#### Exercise instructions:
Exclude the pictures; give every entry again exactly as written.

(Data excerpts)
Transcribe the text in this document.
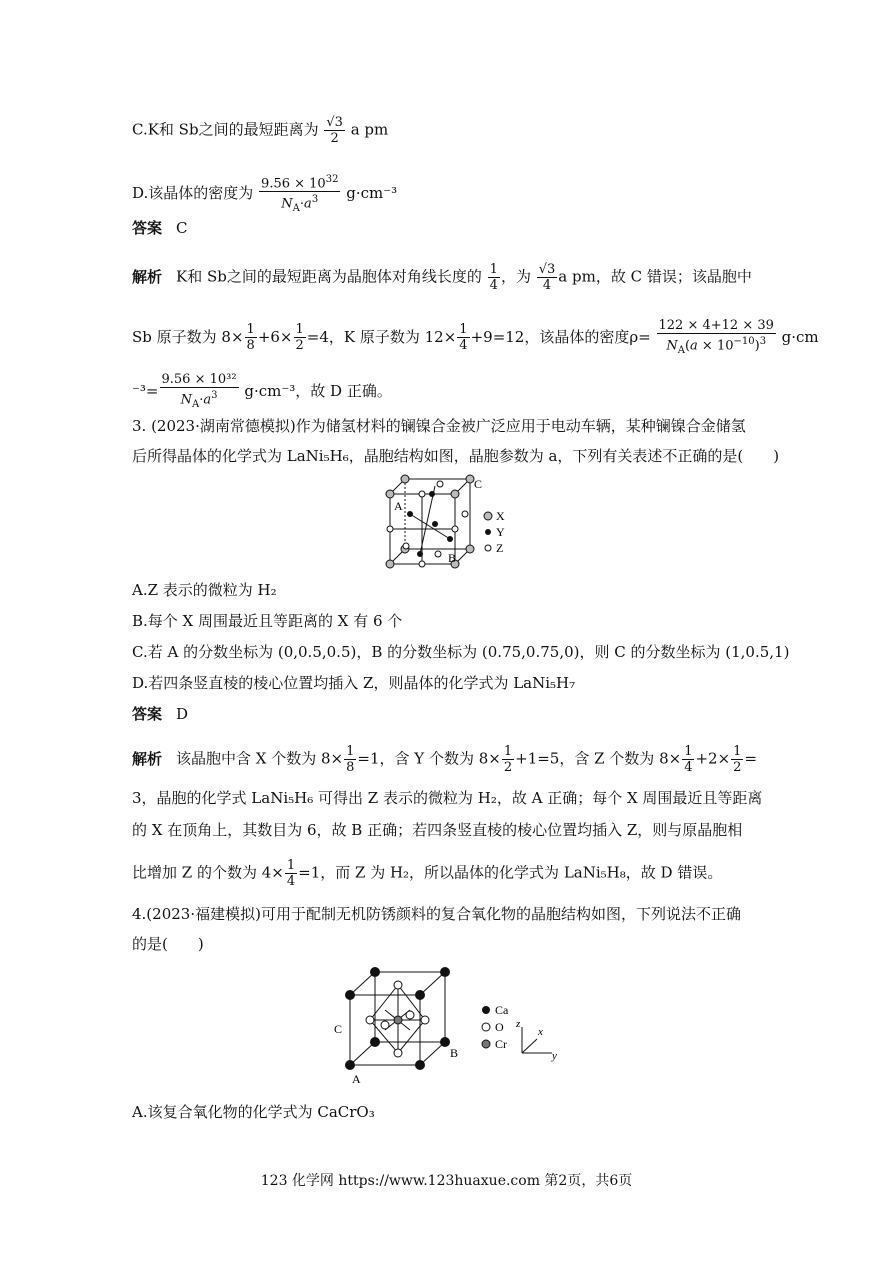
C.K和 Sb之间的最短距离为 $\frac{√3}{2}$ a pm
D.该晶体的密度为 $\frac{9.56 \times 10^{32}}{N_A\cdot a^3} g\cdot cm^{-3}$
答案 C
解析 K和 Sb之间的最短距离为晶胞体对角线长度的 $\frac{1}{4}$ ，为 $\frac{√3}{4}$ a pm，故 C 错误；该晶胞中
Sb 原子数为 $8\times \frac{1}{8} +6\times \frac{1}{2} =4$，K 原子数为 $12\times \frac{1}{4} +9=12$，该晶体的密度$\rho= \frac{122 \times 4+12 \times 39}{N_A(a \times 10^{-10})^3} g\cdot cm$
$^{-3}= \frac{\text{9.56 × 10³²}}{N_A\cdot a^3} g\cdot cm^{-3}$，故 D 正确。
3. (2023·湖南常德模拟)作为储氢材料的镧镍合金被广泛应用于电动车辆，某种镧镍合金储氢
后所得晶体的化学式为 LaNi₅H₆，晶胞结构如图，晶胞参数为 a，下列有关表述不正确的是(　　)
C
A
B
X
Y
Z
A.Z 表示的微粒为 H₂
B.每个 X 周围最近且等距离的 X 有 6 个
C.若 A 的分数坐标为 (0,0.5,0.5)，B 的分数坐标为 (0.75,0.75,0)，则 C 的分数坐标为 (1,0.5,1)
D.若四条竖直棱的棱心位置均插入 Z，则晶体的化学式为 LaNi₅H₇
答案 D
解析 该晶胞中含 X 个数为 $8\times \frac{1}{8} =1$，含 Y 个数为 $8\times \frac{1}{2} +1=5$，含 Z 个数为 $8\times \frac{1}{4} +2\times \frac{1}{2}$ =
3，晶胞的化学式 LaNi₅H₆ 可得出 Z 表示的微粒为 H₂，故 A 正确；每个 X 周围最近且等距离
的 X 在顶角上，其数目为 6，故 B 正确；若四条竖直棱的棱心位置均插入 Z，则与原晶胞相
比增加 Z 的个数为 $4\times \frac{1}{4} =1$，而 Z 为 H₂，所以晶体的化学式为 LaNi₅H₈，故 D 错误。
4.(2023·福建模拟)可用于配制无机防锈颜料的复合氧化物的晶胞结构如图，下列说法不正确
的是(　　)
C
A
B
Ca
O
Cr
z
x
y
A.该复合氧化物的化学式为 CaCrO₃
123 化学网 https://www.123huaxue.com 第2页，共6页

#### Output for this task:
Transcribe the text in this document.
C.K和 Sb之间的最短距离为 $\frac{√3}{2}$ a pm
D.该晶体的密度为 $\frac{9.56 \times 10^{32}}{N_A\cdot a^3} g\cdot cm^{-3}$
答案 C
解析 K和 Sb之间的最短距离为晶胞体对角线长度的 $\frac{1}{4}$ ，为 $\frac{√3}{4}$ a pm，故 C 错误；该晶胞中
Sb 原子数为 $8\times \frac{1}{8} +6\times \frac{1}{2} =4$，K 原子数为 $12\times \frac{1}{4} +9=12$，该晶体的密度$\rho= \frac{122 \times 4+12 \times 39}{N_A(a \times 10^{-10})^3} g\cdot cm$
$^{-3}= \frac{\text{9.56 × 10³²}}{N_A\cdot a^3} g\cdot cm^{-3}$，故 D 正确。
3. (2023·湖南常德模拟)作为储氢材料的镧镍合金被广泛应用于电动车辆，某种镧镍合金储氢
后所得晶体的化学式为 LaNi₅H₆，晶胞结构如图，晶胞参数为 a，下列有关表述不正确的是(　　)
C
A
B
X
Y
Z
A.Z 表示的微粒为 H₂
B.每个 X 周围最近且等距离的 X 有 6 个
C.若 A 的分数坐标为 (0,0.5,0.5)，B 的分数坐标为 (0.75,0.75,0)，则 C 的分数坐标为 (1,0.5,1)
D.若四条竖直棱的棱心位置均插入 Z，则晶体的化学式为 LaNi₅H₇
答案 D
解析 该晶胞中含 X 个数为 $8\times \frac{1}{8} =1$，含 Y 个数为 $8\times \frac{1}{2} +1=5$，含 Z 个数为 $8\times \frac{1}{4} +2\times \frac{1}{2}$ =
3，晶胞的化学式 LaNi₅H₆ 可得出 Z 表示的微粒为 H₂，故 A 正确；每个 X 周围最近且等距离
的 X 在顶角上，其数目为 6，故 B 正确；若四条竖直棱的棱心位置均插入 Z，则与原晶胞相
比增加 Z 的个数为 $4\times \frac{1}{4} =1$，而 Z 为 H₂，所以晶体的化学式为 LaNi₅H₈，故 D 错误。
4.(2023·福建模拟)可用于配制无机防锈颜料的复合氧化物的晶胞结构如图，下列说法不正确
的是(　　)
C
A
B
Ca
O
Cr
z
x
y
A.该复合氧化物的化学式为 CaCrO₃
123 化学网 https://www.123huaxue.com 第2页，共6页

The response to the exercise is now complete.